Migration Data Work HOWTO / Toolkit
========================================================================
The following is for migrating into an existing system like PINES:

Get the incoming bib data, and translate to UTF-8 MARCXML. It may
contain holdings. It may contain XML or MARC errors that you have to
sanitize before your tools will work.  This is one way to translate
MARC-8 MARC21 to UTF-8 MARCXML:

  yaz-marcdump -f MARC-8 -t UTF-8 -o marcxml \
    incoming.marc > incoming.marc.xml

If you need to trim the bibs to a subset based on the presence of a
certain value in a specific tag/subfield (for example, if you have the
bibs for all libraries in a foreign system and only need bibs
belonging to a specific migrating library, you might filter based on
their holding tags)

  trim_marc_based_on_tag_subfield_value.pl 999 m BRANCH_CODE \
    incoming.marc.xml > incoming.filtered.marc.xml

Embed potential native record ids into the incumbent records

  renumber_marc -rf 100000 -t 903 -s a -o incoming.renumbered.marc.xml \
    incoming.marc.xml

Get primary fingerprints for incoming data and get a bib dump of
matching records from the incumbent system

  fingerprinter -r primary -t 903 -s a -o incoming.primary.fp \
    -x incoming.primary.ex incoming.renumbered.mrc.xml

#Edit the query_for_primary_matching_incumbent_record.pl script to
#point to the correct Evergreen database and table holding the
#incumbent primary fingerprints (FIXME add in how to create such a
#table).
#
#  query_for_primary_matching_incumbent_record.pl incoming.primary.fp \
#    | sort | uniq > primary_matching_incumbent.record_ids
#
#In a postgres shell, you create a temporary table to hold these id's:
#
#  CREATE TABLE primary_matching_incumbent_records_for_incoming_library
#         (id BIGINT);
#  COPY primary_matching_incumbent_records_for_incoming_library
#       FROM 'primary_matching_incumbent.record_ids';
#
#To dump the matching incumbent records to a file, in a postgres shell
#do:
#
#  matching_incumbent_records.dump SELECT b.id, b.tcn_source, b.tcn_value,
#    regexp_replace(b.marc,E'\n','','g')
#    FROM biblio.record_entry AS b
#    JOIN primary_matching_incumbent_records_for_incoming_library
#    AS c using ( id );
#
#Now to turn that dump into a MARCXML file with record numbers and TCN
#embedded in tag 901, do:
#
#  marc_add_ids -f id -f tcn_source -f tcn_value -f marc \
#    < matching_incumbent_records.dump > matching_incumbent_records.marc.xml
#
#It's possible that this file may need to be itself sanitized some.

+ + +

→ Work to complete
1/ In the migration HOWTO, which tool is given as one way to translate MARC-8 MARC21 to UTF-8 MARCXML?
2/ From the migration HOWTO, extract the text between "Get the incoming" and "their holding tags)", inclusive.

→ Collected material
+ + +

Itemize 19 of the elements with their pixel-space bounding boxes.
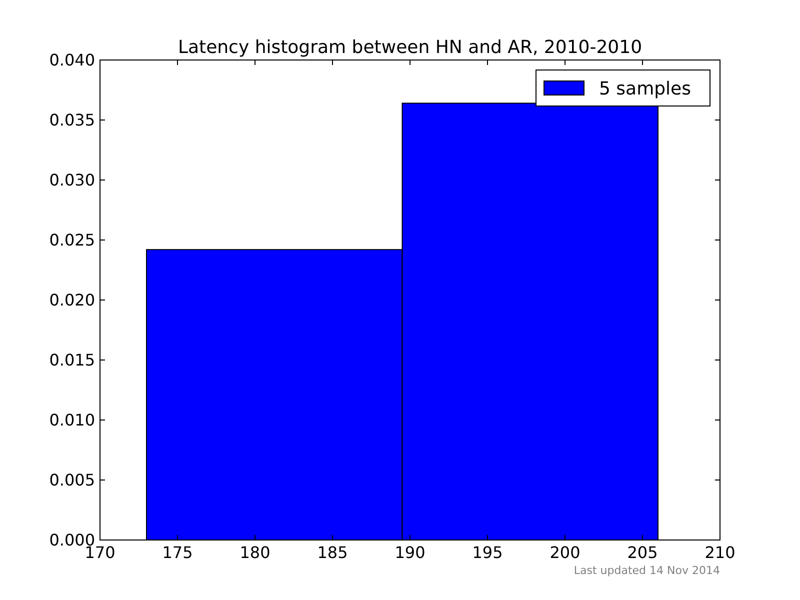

+ + +

→ The solutions
1/ yaz-marcdump

2/
Get the incoming bib data, and translate to UTF-8 MARCXML. It may
contain holdings. It may contain XML or MARC errors that you have to
sanitize before your tools will work.  This is one way to translate
MARC-8 MARC21 to UTF-8 MARCXML:

  yaz-marcdump -f MARC-8 -t UTF-8 -o marcxml \
    incoming.marc > incoming.marc.xml

If you need to trim the bibs to a subset based on the presence of a
certain value in a specific tag/subfield (for example, if you have the
bibs for all libraries in a foreign system and only need bibs
belonging to a specific migrating library, you might filter based on
their holding tags)